**What you need to do**
Set down all of the data that follows word for word, without the images.

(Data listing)
-.-.-
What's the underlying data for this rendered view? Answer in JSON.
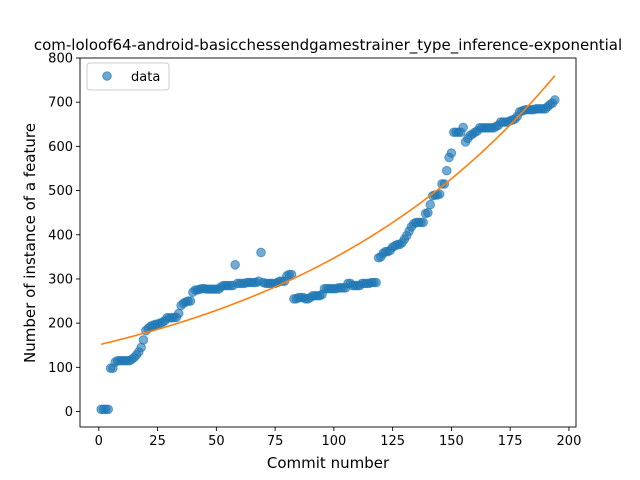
{
  "chart_data": {
    "type": "scatter",
    "title": "com-loloof64-android-basicchessendgamestrainer_type_inference-exponential",
    "xlabel": "Commit number",
    "ylabel": "Number of instance of a feature",
    "xlim": [
      -8,
      203
    ],
    "ylim": [
      -35,
      800
    ],
    "xticks": [
      0,
      25,
      50,
      75,
      100,
      125,
      150,
      175,
      200
    ],
    "yticks": [
      0,
      100,
      200,
      300,
      400,
      500,
      600,
      700,
      800
    ],
    "grid": false,
    "legend": {
      "placement": "top-left",
      "entries": [
        "data"
      ]
    },
    "colors": {
      "data": "#1f77b4",
      "fit": "#ff7f0e"
    },
    "series": [
      {
        "name": "data",
        "kind": "scatter",
        "x": [
          1,
          2,
          3,
          4,
          5,
          6,
          7,
          8,
          9,
          10,
          11,
          12,
          13,
          14,
          15,
          16,
          17,
          18,
          19,
          20,
          21,
          22,
          23,
          24,
          25,
          26,
          27,
          28,
          29,
          30,
          31,
          32,
          33,
          34,
          35,
          36,
          37,
          38,
          39,
          40,
          41,
          42,
          43,
          44,
          45,
          46,
          47,
          48,
          49,
          50,
          51,
          52,
          53,
          54,
          55,
          56,
          57,
          58,
          59,
          60,
          61,
          62,
          63,
          64,
          65,
          66,
          67,
          68,
          69,
          70,
          71,
          72,
          73,
          74,
          75,
          76,
          77,
          78,
          79,
          80,
          81,
          82,
          83,
          84,
          85,
          86,
          87,
          88,
          89,
          90,
          91,
          92,
          93,
          94,
          95,
          96,
          97,
          98,
          99,
          100,
          101,
          102,
          103,
          104,
          105,
          106,
          107,
          108,
          109,
          110,
          111,
          112,
          113,
          114,
          115,
          116,
          117,
          118,
          119,
          120,
          121,
          122,
          123,
          124,
          125,
          126,
          127,
          128,
          129,
          130,
          131,
          132,
          133,
          134,
          135,
          136,
          137,
          138,
          139,
          140,
          141,
          142,
          143,
          144,
          145,
          146,
          147,
          148,
          149,
          150,
          151,
          152,
          153,
          154,
          155,
          156,
          157,
          158,
          159,
          160,
          161,
          162,
          163,
          164,
          165,
          166,
          167,
          168,
          169,
          170,
          171,
          172,
          173,
          174,
          175,
          176,
          177,
          178,
          179,
          180,
          181,
          182,
          183,
          184,
          185,
          186,
          187,
          188,
          189,
          190,
          191,
          192,
          193,
          194
        ],
        "y": [
          5,
          5,
          5,
          5,
          98,
          98,
          112,
          115,
          115,
          115,
          115,
          115,
          115,
          118,
          122,
          128,
          135,
          145,
          162,
          183,
          188,
          193,
          195,
          197,
          198,
          200,
          202,
          205,
          212,
          212,
          212,
          213,
          213,
          222,
          240,
          245,
          248,
          250,
          250,
          270,
          275,
          275,
          277,
          278,
          278,
          277,
          277,
          277,
          277,
          277,
          277,
          282,
          285,
          285,
          285,
          285,
          285,
          332,
          290,
          290,
          290,
          290,
          292,
          292,
          292,
          292,
          292,
          295,
          360,
          292,
          290,
          290,
          290,
          290,
          290,
          292,
          295,
          295,
          295,
          307,
          310,
          310,
          255,
          255,
          258,
          258,
          258,
          255,
          255,
          258,
          262,
          262,
          262,
          262,
          265,
          278,
          278,
          278,
          278,
          278,
          278,
          280,
          280,
          280,
          280,
          290,
          290,
          285,
          285,
          285,
          285,
          290,
          290,
          290,
          290,
          292,
          292,
          292,
          348,
          350,
          358,
          362,
          362,
          365,
          372,
          375,
          378,
          378,
          382,
          390,
          398,
          408,
          418,
          425,
          428,
          428,
          428,
          428,
          448,
          450,
          468,
          488,
          490,
          490,
          492,
          515,
          515,
          545,
          575,
          585,
          632,
          632,
          632,
          632,
          643,
          610,
          618,
          625,
          628,
          632,
          635,
          642,
          642,
          642,
          642,
          642,
          642,
          642,
          645,
          648,
          655,
          655,
          655,
          655,
          658,
          660,
          662,
          668,
          678,
          680,
          682,
          683,
          683,
          683,
          683,
          685,
          685,
          685,
          685,
          685,
          690,
          695,
          698,
          705
        ]
      },
      {
        "name": "",
        "kind": "line",
        "model": "exponential",
        "a": 151,
        "b": 0.00833
      }
    ]
  }
}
-.-.-
**Task answer**
What's the underlying data for this rendered view? Answer in JSON.
{
  "chart_data": {
    "type": "scatter",
    "title": "com-loloof64-android-basicchessendgamestrainer_type_inference-exponential",
    "xlabel": "Commit number",
    "ylabel": "Number of instance of a feature",
    "xlim": [
      -8,
      203
    ],
    "ylim": [
      -35,
      800
    ],
    "xticks": [
      0,
      25,
      50,
      75,
      100,
      125,
      150,
      175,
      200
    ],
    "yticks": [
      0,
      100,
      200,
      300,
      400,
      500,
      600,
      700,
      800
    ],
    "grid": false,
    "legend": {
      "placement": "top-left",
      "entries": [
        "data"
      ]
    },
    "colors": {
      "data": "#1f77b4",
      "fit": "#ff7f0e"
    },
    "series": [
      {
        "name": "data",
        "kind": "scatter",
        "x": [
          1,
          2,
          3,
          4,
          5,
          6,
          7,
          8,
          9,
          10,
          11,
          12,
          13,
          14,
          15,
          16,
          17,
          18,
          19,
          20,
          21,
          22,
          23,
          24,
          25,
          26,
          27,
          28,
          29,
          30,
          31,
          32,
          33,
          34,
          35,
          36,
          37,
          38,
          39,
          40,
          41,
          42,
          43,
          44,
          45,
          46,
          47,
          48,
          49,
          50,
          51,
          52,
          53,
          54,
          55,
          56,
          57,
          58,
          59,
          60,
          61,
          62,
          63,
          64,
          65,
          66,
          67,
          68,
          69,
          70,
          71,
          72,
          73,
          74,
          75,
          76,
          77,
          78,
          79,
          80,
          81,
          82,
          83,
          84,
          85,
          86,
          87,
          88,
          89,
          90,
          91,
          92,
          93,
          94,
          95,
          96,
          97,
          98,
          99,
          100,
          101,
          102,
          103,
          104,
          105,
          106,
          107,
          108,
          109,
          110,
          111,
          112,
          113,
          114,
          115,
          116,
          117,
          118,
          119,
          120,
          121,
          122,
          123,
          124,
          125,
          126,
          127,
          128,
          129,
          130,
          131,
          132,
          133,
          134,
          135,
          136,
          137,
          138,
          139,
          140,
          141,
          142,
          143,
          144,
          145,
          146,
          147,
          148,
          149,
          150,
          151,
          152,
          153,
          154,
          155,
          156,
          157,
          158,
          159,
          160,
          161,
          162,
          163,
          164,
          165,
          166,
          167,
          168,
          169,
          170,
          171,
          172,
          173,
          174,
          175,
          176,
          177,
          178,
          179,
          180,
          181,
          182,
          183,
          184,
          185,
          186,
          187,
          188,
          189,
          190,
          191,
          192,
          193,
          194
        ],
        "y": [
          5,
          5,
          5,
          5,
          98,
          98,
          112,
          115,
          115,
          115,
          115,
          115,
          115,
          118,
          122,
          128,
          135,
          145,
          162,
          183,
          188,
          193,
          195,
          197,
          198,
          200,
          202,
          205,
          212,
          212,
          212,
          213,
          213,
          222,
          240,
          245,
          248,
          250,
          250,
          270,
          275,
          275,
          277,
          278,
          278,
          277,
          277,
          277,
          277,
          277,
          277,
          282,
          285,
          285,
          285,
          285,
          285,
          332,
          290,
          290,
          290,
          290,
          292,
          292,
          292,
          292,
          292,
          295,
          360,
          292,
          290,
          290,
          290,
          290,
          290,
          292,
          295,
          295,
          295,
          307,
          310,
          310,
          255,
          255,
          258,
          258,
          258,
          255,
          255,
          258,
          262,
          262,
          262,
          262,
          265,
          278,
          278,
          278,
          278,
          278,
          278,
          280,
          280,
          280,
          280,
          290,
          290,
          285,
          285,
          285,
          285,
          290,
          290,
          290,
          290,
          292,
          292,
          292,
          348,
          350,
          358,
          362,
          362,
          365,
          372,
          375,
          378,
          378,
          382,
          390,
          398,
          408,
          418,
          425,
          428,
          428,
          428,
          428,
          448,
          450,
          468,
          488,
          490,
          490,
          492,
          515,
          515,
          545,
          575,
          585,
          632,
          632,
          632,
          632,
          643,
          610,
          618,
          625,
          628,
          632,
          635,
          642,
          642,
          642,
          642,
          642,
          642,
          642,
          645,
          648,
          655,
          655,
          655,
          655,
          658,
          660,
          662,
          668,
          678,
          680,
          682,
          683,
          683,
          683,
          683,
          685,
          685,
          685,
          685,
          685,
          690,
          695,
          698,
          705
        ]
      },
      {
        "name": "",
        "kind": "line",
        "model": "exponential",
        "a": 151,
        "b": 0.00833
      }
    ]
  }
}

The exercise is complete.